● Recorded information:
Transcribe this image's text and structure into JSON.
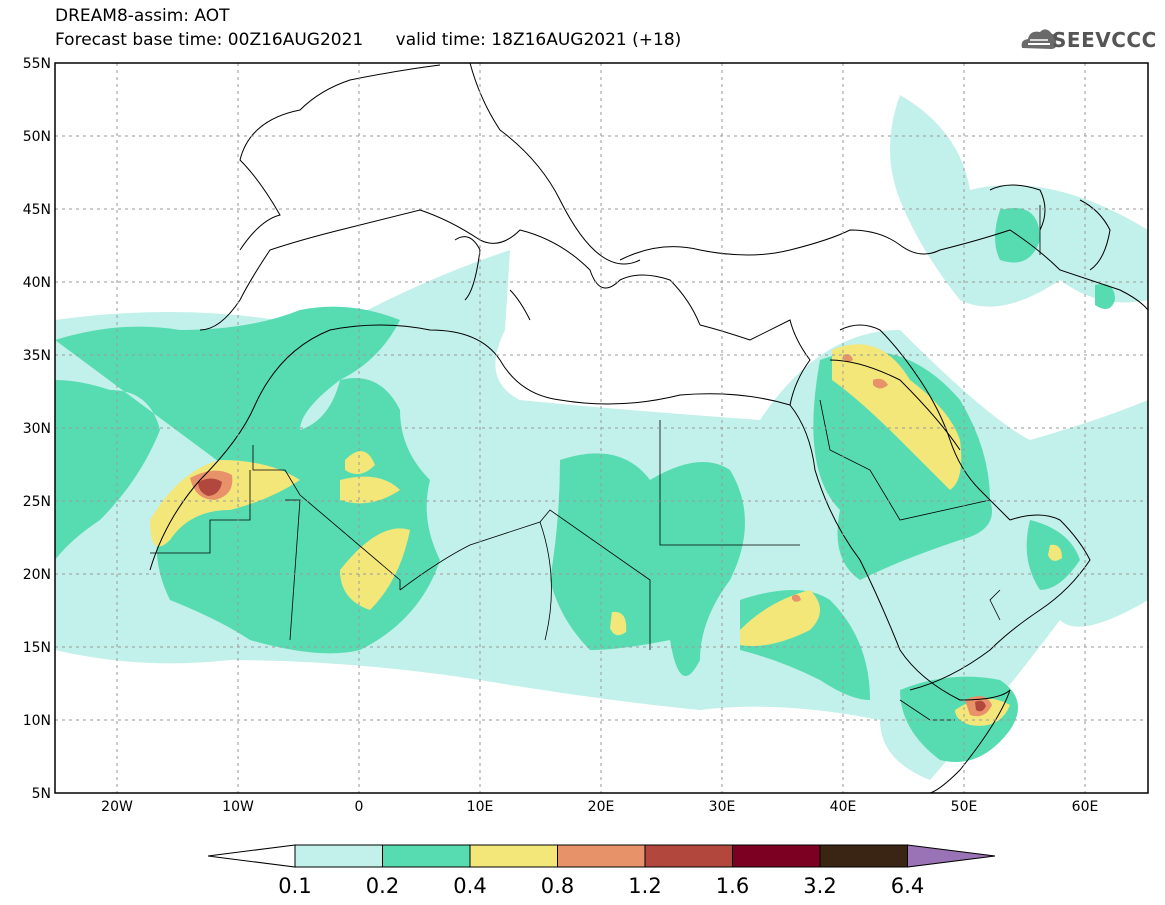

==

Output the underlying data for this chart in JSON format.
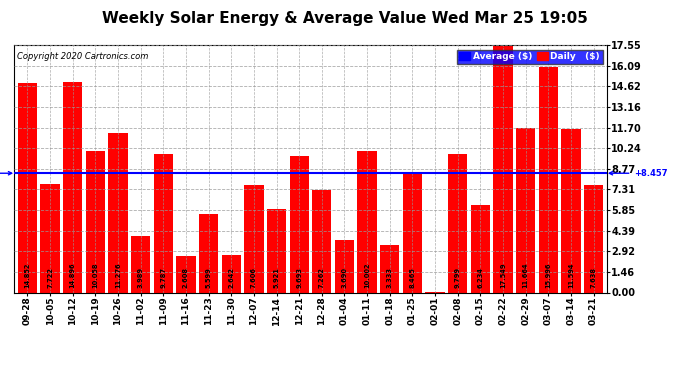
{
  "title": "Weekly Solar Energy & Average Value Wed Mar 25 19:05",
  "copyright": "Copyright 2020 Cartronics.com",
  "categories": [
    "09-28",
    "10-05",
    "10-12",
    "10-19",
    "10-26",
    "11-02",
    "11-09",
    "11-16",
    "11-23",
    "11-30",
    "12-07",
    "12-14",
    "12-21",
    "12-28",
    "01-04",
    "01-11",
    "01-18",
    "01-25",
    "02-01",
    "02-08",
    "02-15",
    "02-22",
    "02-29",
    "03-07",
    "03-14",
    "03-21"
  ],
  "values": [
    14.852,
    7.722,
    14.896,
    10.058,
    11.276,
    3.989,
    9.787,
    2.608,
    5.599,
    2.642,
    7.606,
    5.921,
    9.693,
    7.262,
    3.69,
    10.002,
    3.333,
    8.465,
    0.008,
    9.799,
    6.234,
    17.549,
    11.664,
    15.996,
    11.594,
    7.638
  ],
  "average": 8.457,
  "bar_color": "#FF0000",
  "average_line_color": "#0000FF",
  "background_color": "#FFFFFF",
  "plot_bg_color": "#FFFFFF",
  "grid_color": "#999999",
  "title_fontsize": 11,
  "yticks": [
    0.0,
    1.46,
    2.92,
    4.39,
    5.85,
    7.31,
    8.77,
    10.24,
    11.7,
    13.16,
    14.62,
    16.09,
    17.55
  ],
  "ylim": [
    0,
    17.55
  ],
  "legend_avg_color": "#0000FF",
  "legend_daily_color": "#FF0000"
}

...

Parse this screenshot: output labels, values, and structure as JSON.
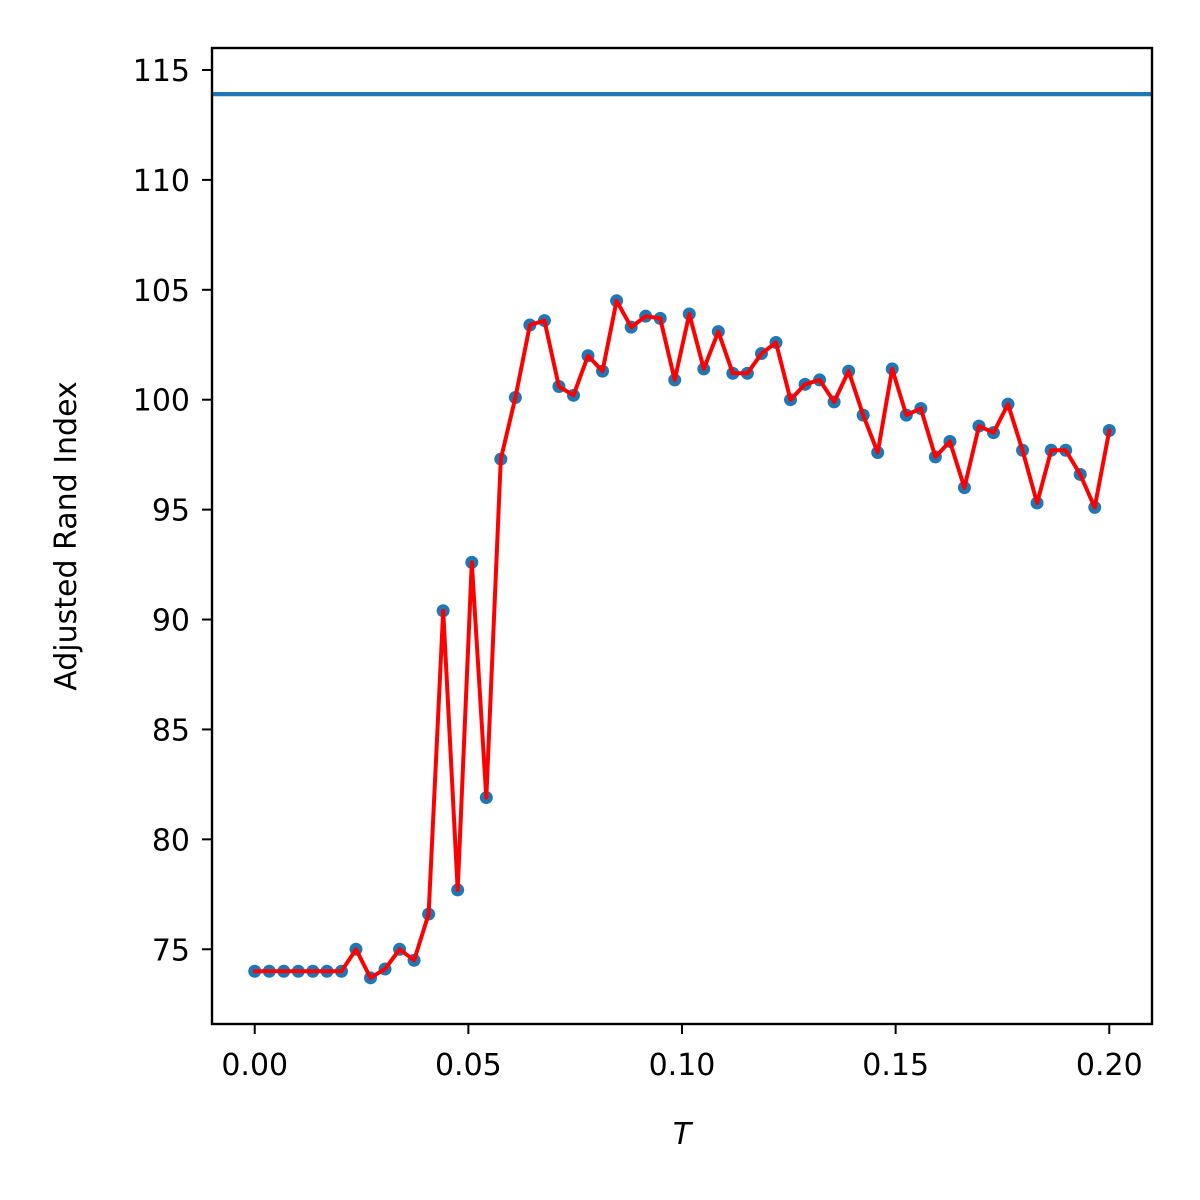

● What the task asks: Reproduce each line from the records that contains the word "structure".

● The reply:
Transcribe this image's text and structure into JSON.
Parse this screenshot: output labels, values, and structure as JSON.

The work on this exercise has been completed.